>> BEGIN DATA LINES

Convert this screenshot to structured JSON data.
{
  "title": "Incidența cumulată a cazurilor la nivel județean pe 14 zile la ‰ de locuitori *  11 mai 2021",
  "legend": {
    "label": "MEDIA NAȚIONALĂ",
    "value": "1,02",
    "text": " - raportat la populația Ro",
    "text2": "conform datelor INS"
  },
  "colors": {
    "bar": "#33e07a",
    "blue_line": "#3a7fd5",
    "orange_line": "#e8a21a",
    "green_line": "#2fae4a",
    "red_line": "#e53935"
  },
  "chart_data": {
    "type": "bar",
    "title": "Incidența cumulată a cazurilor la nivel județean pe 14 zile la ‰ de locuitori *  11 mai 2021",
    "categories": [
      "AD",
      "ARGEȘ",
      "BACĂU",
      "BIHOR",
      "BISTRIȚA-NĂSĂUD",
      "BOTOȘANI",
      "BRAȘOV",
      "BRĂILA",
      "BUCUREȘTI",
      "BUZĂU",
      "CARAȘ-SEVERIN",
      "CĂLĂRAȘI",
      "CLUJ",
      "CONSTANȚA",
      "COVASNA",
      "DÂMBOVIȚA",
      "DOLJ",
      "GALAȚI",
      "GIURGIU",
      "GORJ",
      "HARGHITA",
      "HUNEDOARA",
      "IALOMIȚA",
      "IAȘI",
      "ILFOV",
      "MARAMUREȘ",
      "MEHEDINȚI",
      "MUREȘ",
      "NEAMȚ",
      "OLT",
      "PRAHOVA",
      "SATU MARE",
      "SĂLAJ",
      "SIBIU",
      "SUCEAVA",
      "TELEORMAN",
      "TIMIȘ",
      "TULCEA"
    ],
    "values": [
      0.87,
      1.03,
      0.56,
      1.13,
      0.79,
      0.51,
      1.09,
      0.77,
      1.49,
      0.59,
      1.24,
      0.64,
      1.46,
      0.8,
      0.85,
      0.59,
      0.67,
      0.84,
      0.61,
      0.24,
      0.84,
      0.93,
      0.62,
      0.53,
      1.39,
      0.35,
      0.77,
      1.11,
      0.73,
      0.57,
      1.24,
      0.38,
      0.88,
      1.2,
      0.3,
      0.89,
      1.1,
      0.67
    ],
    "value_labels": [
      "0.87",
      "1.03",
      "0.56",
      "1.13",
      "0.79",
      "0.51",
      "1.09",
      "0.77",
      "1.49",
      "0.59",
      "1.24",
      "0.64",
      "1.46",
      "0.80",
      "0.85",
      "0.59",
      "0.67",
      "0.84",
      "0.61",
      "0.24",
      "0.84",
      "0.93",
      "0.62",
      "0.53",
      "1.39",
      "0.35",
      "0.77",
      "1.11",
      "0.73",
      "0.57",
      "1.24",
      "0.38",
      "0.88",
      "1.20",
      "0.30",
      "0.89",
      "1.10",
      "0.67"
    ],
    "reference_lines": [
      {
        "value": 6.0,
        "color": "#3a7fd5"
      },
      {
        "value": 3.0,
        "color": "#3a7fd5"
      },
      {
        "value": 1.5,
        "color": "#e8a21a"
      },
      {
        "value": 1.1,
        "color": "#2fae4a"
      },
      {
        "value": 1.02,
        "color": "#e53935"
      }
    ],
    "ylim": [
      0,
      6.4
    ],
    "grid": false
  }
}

>> END DATA LINES

→ **TASK DETAILS**
Transcribe every line of the data, exactly as it stands.

→ **REPLY**
Convert this screenshot to structured JSON data.
{
  "title": "Incidența cumulată a cazurilor la nivel județean pe 14 zile la ‰ de locuitori *  11 mai 2021",
  "legend": {
    "label": "MEDIA NAȚIONALĂ",
    "value": "1,02",
    "text": " - raportat la populația Ro",
    "text2": "conform datelor INS"
  },
  "colors": {
    "bar": "#33e07a",
    "blue_line": "#3a7fd5",
    "orange_line": "#e8a21a",
    "green_line": "#2fae4a",
    "red_line": "#e53935"
  },
  "chart_data": {
    "type": "bar",
    "title": "Incidența cumulată a cazurilor la nivel județean pe 14 zile la ‰ de locuitori *  11 mai 2021",
    "categories": [
      "AD",
      "ARGEȘ",
      "BACĂU",
      "BIHOR",
      "BISTRIȚA-NĂSĂUD",
      "BOTOȘANI",
      "BRAȘOV",
      "BRĂILA",
      "BUCUREȘTI",
      "BUZĂU",
      "CARAȘ-SEVERIN",
      "CĂLĂRAȘI",
      "CLUJ",
      "CONSTANȚA",
      "COVASNA",
      "DÂMBOVIȚA",
      "DOLJ",
      "GALAȚI",
      "GIURGIU",
      "GORJ",
      "HARGHITA",
      "HUNEDOARA",
      "IALOMIȚA",
      "IAȘI",
      "ILFOV",
      "MARAMUREȘ",
      "MEHEDINȚI",
      "MUREȘ",
      "NEAMȚ",
      "OLT",
      "PRAHOVA",
      "SATU MARE",
      "SĂLAJ",
      "SIBIU",
      "SUCEAVA",
      "TELEORMAN",
      "TIMIȘ",
      "TULCEA"
    ],
    "values": [
      0.87,
      1.03,
      0.56,
      1.13,
      0.79,
      0.51,
      1.09,
      0.77,
      1.49,
      0.59,
      1.24,
      0.64,
      1.46,
      0.8,
      0.85,
      0.59,
      0.67,
      0.84,
      0.61,
      0.24,
      0.84,
      0.93,
      0.62,
      0.53,
      1.39,
      0.35,
      0.77,
      1.11,
      0.73,
      0.57,
      1.24,
      0.38,
      0.88,
      1.2,
      0.3,
      0.89,
      1.1,
      0.67
    ],
    "value_labels": [
      "0.87",
      "1.03",
      "0.56",
      "1.13",
      "0.79",
      "0.51",
      "1.09",
      "0.77",
      "1.49",
      "0.59",
      "1.24",
      "0.64",
      "1.46",
      "0.80",
      "0.85",
      "0.59",
      "0.67",
      "0.84",
      "0.61",
      "0.24",
      "0.84",
      "0.93",
      "0.62",
      "0.53",
      "1.39",
      "0.35",
      "0.77",
      "1.11",
      "0.73",
      "0.57",
      "1.24",
      "0.38",
      "0.88",
      "1.20",
      "0.30",
      "0.89",
      "1.10",
      "0.67"
    ],
    "reference_lines": [
      {
        "value": 6.0,
        "color": "#3a7fd5"
      },
      {
        "value": 3.0,
        "color": "#3a7fd5"
      },
      {
        "value": 1.5,
        "color": "#e8a21a"
      },
      {
        "value": 1.1,
        "color": "#2fae4a"
      },
      {
        "value": 1.02,
        "color": "#e53935"
      }
    ],
    "ylim": [
      0,
      6.4
    ],
    "grid": false
  }
}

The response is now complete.